* Begin *

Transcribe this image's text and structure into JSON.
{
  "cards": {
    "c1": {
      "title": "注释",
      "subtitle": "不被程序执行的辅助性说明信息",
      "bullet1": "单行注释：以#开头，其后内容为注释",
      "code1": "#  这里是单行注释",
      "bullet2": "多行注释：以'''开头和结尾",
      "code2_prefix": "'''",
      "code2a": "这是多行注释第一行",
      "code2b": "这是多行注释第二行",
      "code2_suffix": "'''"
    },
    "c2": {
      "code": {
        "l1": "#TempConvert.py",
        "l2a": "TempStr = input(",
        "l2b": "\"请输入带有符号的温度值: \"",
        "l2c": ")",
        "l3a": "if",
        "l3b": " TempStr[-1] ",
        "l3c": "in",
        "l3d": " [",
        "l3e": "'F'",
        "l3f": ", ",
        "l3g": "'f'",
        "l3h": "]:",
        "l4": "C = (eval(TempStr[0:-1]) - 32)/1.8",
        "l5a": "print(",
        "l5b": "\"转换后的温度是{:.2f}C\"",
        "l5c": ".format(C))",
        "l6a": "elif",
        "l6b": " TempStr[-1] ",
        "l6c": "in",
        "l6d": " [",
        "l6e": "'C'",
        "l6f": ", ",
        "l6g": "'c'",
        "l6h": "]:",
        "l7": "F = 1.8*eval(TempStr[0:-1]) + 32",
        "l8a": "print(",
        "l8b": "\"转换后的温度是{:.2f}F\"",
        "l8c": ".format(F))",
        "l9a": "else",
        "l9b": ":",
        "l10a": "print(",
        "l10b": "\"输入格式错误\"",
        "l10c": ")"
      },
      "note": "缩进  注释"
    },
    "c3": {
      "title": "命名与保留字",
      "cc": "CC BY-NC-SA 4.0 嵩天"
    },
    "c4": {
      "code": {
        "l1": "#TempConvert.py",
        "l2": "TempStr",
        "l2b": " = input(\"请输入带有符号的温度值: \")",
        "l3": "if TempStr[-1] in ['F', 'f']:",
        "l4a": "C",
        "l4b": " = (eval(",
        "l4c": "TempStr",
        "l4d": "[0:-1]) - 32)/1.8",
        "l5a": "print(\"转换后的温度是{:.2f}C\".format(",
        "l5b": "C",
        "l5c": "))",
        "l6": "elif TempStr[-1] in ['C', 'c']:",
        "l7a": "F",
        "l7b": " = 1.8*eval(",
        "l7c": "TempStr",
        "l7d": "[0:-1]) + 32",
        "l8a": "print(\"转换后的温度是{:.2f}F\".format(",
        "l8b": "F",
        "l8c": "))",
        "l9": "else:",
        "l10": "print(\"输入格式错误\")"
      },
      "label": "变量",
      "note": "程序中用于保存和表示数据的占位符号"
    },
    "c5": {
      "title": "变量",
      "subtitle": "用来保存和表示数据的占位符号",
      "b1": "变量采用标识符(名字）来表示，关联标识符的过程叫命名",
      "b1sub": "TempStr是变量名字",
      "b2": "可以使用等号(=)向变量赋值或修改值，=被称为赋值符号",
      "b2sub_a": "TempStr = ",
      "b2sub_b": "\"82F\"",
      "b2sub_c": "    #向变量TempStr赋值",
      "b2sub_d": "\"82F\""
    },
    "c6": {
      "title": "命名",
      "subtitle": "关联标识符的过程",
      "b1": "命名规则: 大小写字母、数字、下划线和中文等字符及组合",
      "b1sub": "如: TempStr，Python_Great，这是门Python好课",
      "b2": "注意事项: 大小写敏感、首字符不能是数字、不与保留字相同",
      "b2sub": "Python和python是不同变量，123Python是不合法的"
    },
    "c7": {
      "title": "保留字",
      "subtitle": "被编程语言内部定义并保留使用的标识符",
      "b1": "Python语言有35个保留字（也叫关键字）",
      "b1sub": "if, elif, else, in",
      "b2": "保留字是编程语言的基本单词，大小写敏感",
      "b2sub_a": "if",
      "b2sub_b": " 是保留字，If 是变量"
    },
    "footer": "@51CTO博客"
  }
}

* End *

Repeat the data exactly. Leave nothing out.

▶ [REPLY TO THE TASK]:
Transcribe this image's text and structure into JSON.
{
  "cards": {
    "c1": {
      "title": "注释",
      "subtitle": "不被程序执行的辅助性说明信息",
      "bullet1": "单行注释：以#开头，其后内容为注释",
      "code1": "#  这里是单行注释",
      "bullet2": "多行注释：以'''开头和结尾",
      "code2_prefix": "'''",
      "code2a": "这是多行注释第一行",
      "code2b": "这是多行注释第二行",
      "code2_suffix": "'''"
    },
    "c2": {
      "code": {
        "l1": "#TempConvert.py",
        "l2a": "TempStr = input(",
        "l2b": "\"请输入带有符号的温度值: \"",
        "l2c": ")",
        "l3a": "if",
        "l3b": " TempStr[-1] ",
        "l3c": "in",
        "l3d": " [",
        "l3e": "'F'",
        "l3f": ", ",
        "l3g": "'f'",
        "l3h": "]:",
        "l4": "C = (eval(TempStr[0:-1]) - 32)/1.8",
        "l5a": "print(",
        "l5b": "\"转换后的温度是{:.2f}C\"",
        "l5c": ".format(C))",
        "l6a": "elif",
        "l6b": " TempStr[-1] ",
        "l6c": "in",
        "l6d": " [",
        "l6e": "'C'",
        "l6f": ", ",
        "l6g": "'c'",
        "l6h": "]:",
        "l7": "F = 1.8*eval(TempStr[0:-1]) + 32",
        "l8a": "print(",
        "l8b": "\"转换后的温度是{:.2f}F\"",
        "l8c": ".format(F))",
        "l9a": "else",
        "l9b": ":",
        "l10a": "print(",
        "l10b": "\"输入格式错误\"",
        "l10c": ")"
      },
      "note": "缩进  注释"
    },
    "c3": {
      "title": "命名与保留字",
      "cc": "CC BY-NC-SA 4.0 嵩天"
    },
    "c4": {
      "code": {
        "l1": "#TempConvert.py",
        "l2": "TempStr",
        "l2b": " = input(\"请输入带有符号的温度值: \")",
        "l3": "if TempStr[-1] in ['F', 'f']:",
        "l4a": "C",
        "l4b": " = (eval(",
        "l4c": "TempStr",
        "l4d": "[0:-1]) - 32)/1.8",
        "l5a": "print(\"转换后的温度是{:.2f}C\".format(",
        "l5b": "C",
        "l5c": "))",
        "l6": "elif TempStr[-1] in ['C', 'c']:",
        "l7a": "F",
        "l7b": " = 1.8*eval(",
        "l7c": "TempStr",
        "l7d": "[0:-1]) + 32",
        "l8a": "print(\"转换后的温度是{:.2f}F\".format(",
        "l8b": "F",
        "l8c": "))",
        "l9": "else:",
        "l10": "print(\"输入格式错误\")"
      },
      "label": "变量",
      "note": "程序中用于保存和表示数据的占位符号"
    },
    "c5": {
      "title": "变量",
      "subtitle": "用来保存和表示数据的占位符号",
      "b1": "变量采用标识符(名字）来表示，关联标识符的过程叫命名",
      "b1sub": "TempStr是变量名字",
      "b2": "可以使用等号(=)向变量赋值或修改值，=被称为赋值符号",
      "b2sub_a": "TempStr = ",
      "b2sub_b": "\"82F\"",
      "b2sub_c": "    #向变量TempStr赋值",
      "b2sub_d": "\"82F\""
    },
    "c6": {
      "title": "命名",
      "subtitle": "关联标识符的过程",
      "b1": "命名规则: 大小写字母、数字、下划线和中文等字符及组合",
      "b1sub": "如: TempStr，Python_Great，这是门Python好课",
      "b2": "注意事项: 大小写敏感、首字符不能是数字、不与保留字相同",
      "b2sub": "Python和python是不同变量，123Python是不合法的"
    },
    "c7": {
      "title": "保留字",
      "subtitle": "被编程语言内部定义并保留使用的标识符",
      "b1": "Python语言有35个保留字（也叫关键字）",
      "b1sub": "if, elif, else, in",
      "b2": "保留字是编程语言的基本单词，大小写敏感",
      "b2sub_a": "if",
      "b2sub_b": " 是保留字，If 是变量"
    },
    "footer": "@51CTO博客"
  }
}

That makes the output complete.